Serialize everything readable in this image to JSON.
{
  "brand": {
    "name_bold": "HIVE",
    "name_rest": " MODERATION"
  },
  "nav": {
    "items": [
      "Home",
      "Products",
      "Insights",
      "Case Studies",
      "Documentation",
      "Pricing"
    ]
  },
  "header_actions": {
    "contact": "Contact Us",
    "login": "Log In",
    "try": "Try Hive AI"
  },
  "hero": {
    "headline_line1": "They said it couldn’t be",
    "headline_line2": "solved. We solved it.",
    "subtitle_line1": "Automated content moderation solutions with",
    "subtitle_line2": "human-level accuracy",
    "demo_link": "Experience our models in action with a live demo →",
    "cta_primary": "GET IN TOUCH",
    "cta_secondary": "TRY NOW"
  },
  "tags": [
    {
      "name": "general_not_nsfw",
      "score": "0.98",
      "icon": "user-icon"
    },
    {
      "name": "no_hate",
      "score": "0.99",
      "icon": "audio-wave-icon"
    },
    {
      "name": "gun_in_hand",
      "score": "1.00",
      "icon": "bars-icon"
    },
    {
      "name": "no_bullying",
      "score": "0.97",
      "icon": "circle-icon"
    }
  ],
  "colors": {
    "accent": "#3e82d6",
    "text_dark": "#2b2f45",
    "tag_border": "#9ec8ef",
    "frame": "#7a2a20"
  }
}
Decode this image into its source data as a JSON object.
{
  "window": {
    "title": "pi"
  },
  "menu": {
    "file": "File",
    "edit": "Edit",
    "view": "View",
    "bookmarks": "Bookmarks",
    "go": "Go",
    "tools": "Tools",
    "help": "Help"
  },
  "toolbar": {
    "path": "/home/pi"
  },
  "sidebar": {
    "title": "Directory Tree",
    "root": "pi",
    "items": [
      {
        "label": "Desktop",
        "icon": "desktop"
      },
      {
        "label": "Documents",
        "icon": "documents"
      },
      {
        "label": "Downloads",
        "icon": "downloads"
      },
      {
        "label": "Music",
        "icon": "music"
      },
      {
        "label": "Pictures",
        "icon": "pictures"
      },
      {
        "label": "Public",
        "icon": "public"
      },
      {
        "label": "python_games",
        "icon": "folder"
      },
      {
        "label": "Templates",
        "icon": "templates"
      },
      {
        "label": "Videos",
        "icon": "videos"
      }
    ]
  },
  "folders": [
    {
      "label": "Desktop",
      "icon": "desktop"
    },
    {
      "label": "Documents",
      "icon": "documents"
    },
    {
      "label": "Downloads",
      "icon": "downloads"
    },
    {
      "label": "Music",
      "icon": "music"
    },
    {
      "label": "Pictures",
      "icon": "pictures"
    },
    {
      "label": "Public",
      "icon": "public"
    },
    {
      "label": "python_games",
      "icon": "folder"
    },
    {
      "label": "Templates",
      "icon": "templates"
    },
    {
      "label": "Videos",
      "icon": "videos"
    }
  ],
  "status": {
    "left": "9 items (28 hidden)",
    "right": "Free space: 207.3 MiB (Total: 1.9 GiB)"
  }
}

| Goal of the exercise |
Make an exact copy of the data above.

| Problem solution |
Serialize everything readable in this image to JSON.
{
  "brand": {
    "name_bold": "HIVE",
    "name_rest": " MODERATION"
  },
  "nav": {
    "items": [
      "Home",
      "Products",
      "Insights",
      "Case Studies",
      "Documentation",
      "Pricing"
    ]
  },
  "header_actions": {
    "contact": "Contact Us",
    "login": "Log In",
    "try": "Try Hive AI"
  },
  "hero": {
    "headline_line1": "They said it couldn’t be",
    "headline_line2": "solved. We solved it.",
    "subtitle_line1": "Automated content moderation solutions with",
    "subtitle_line2": "human-level accuracy",
    "demo_link": "Experience our models in action with a live demo →",
    "cta_primary": "GET IN TOUCH",
    "cta_secondary": "TRY NOW"
  },
  "tags": [
    {
      "name": "general_not_nsfw",
      "score": "0.98",
      "icon": "user-icon"
    },
    {
      "name": "no_hate",
      "score": "0.99",
      "icon": "audio-wave-icon"
    },
    {
      "name": "gun_in_hand",
      "score": "1.00",
      "icon": "bars-icon"
    },
    {
      "name": "no_bullying",
      "score": "0.97",
      "icon": "circle-icon"
    }
  ],
  "colors": {
    "accent": "#3e82d6",
    "text_dark": "#2b2f45",
    "tag_border": "#9ec8ef",
    "frame": "#7a2a20"
  }
}
Decode this image into its source data as a JSON object.
{
  "window": {
    "title": "pi"
  },
  "menu": {
    "file": "File",
    "edit": "Edit",
    "view": "View",
    "bookmarks": "Bookmarks",
    "go": "Go",
    "tools": "Tools",
    "help": "Help"
  },
  "toolbar": {
    "path": "/home/pi"
  },
  "sidebar": {
    "title": "Directory Tree",
    "root": "pi",
    "items": [
      {
        "label": "Desktop",
        "icon": "desktop"
      },
      {
        "label": "Documents",
        "icon": "documents"
      },
      {
        "label": "Downloads",
        "icon": "downloads"
      },
      {
        "label": "Music",
        "icon": "music"
      },
      {
        "label": "Pictures",
        "icon": "pictures"
      },
      {
        "label": "Public",
        "icon": "public"
      },
      {
        "label": "python_games",
        "icon": "folder"
      },
      {
        "label": "Templates",
        "icon": "templates"
      },
      {
        "label": "Videos",
        "icon": "videos"
      }
    ]
  },
  "folders": [
    {
      "label": "Desktop",
      "icon": "desktop"
    },
    {
      "label": "Documents",
      "icon": "documents"
    },
    {
      "label": "Downloads",
      "icon": "downloads"
    },
    {
      "label": "Music",
      "icon": "music"
    },
    {
      "label": "Pictures",
      "icon": "pictures"
    },
    {
      "label": "Public",
      "icon": "public"
    },
    {
      "label": "python_games",
      "icon": "folder"
    },
    {
      "label": "Templates",
      "icon": "templates"
    },
    {
      "label": "Videos",
      "icon": "videos"
    }
  ],
  "status": {
    "left": "9 items (28 hidden)",
    "right": "Free space: 207.3 MiB (Total: 1.9 GiB)"
  }
}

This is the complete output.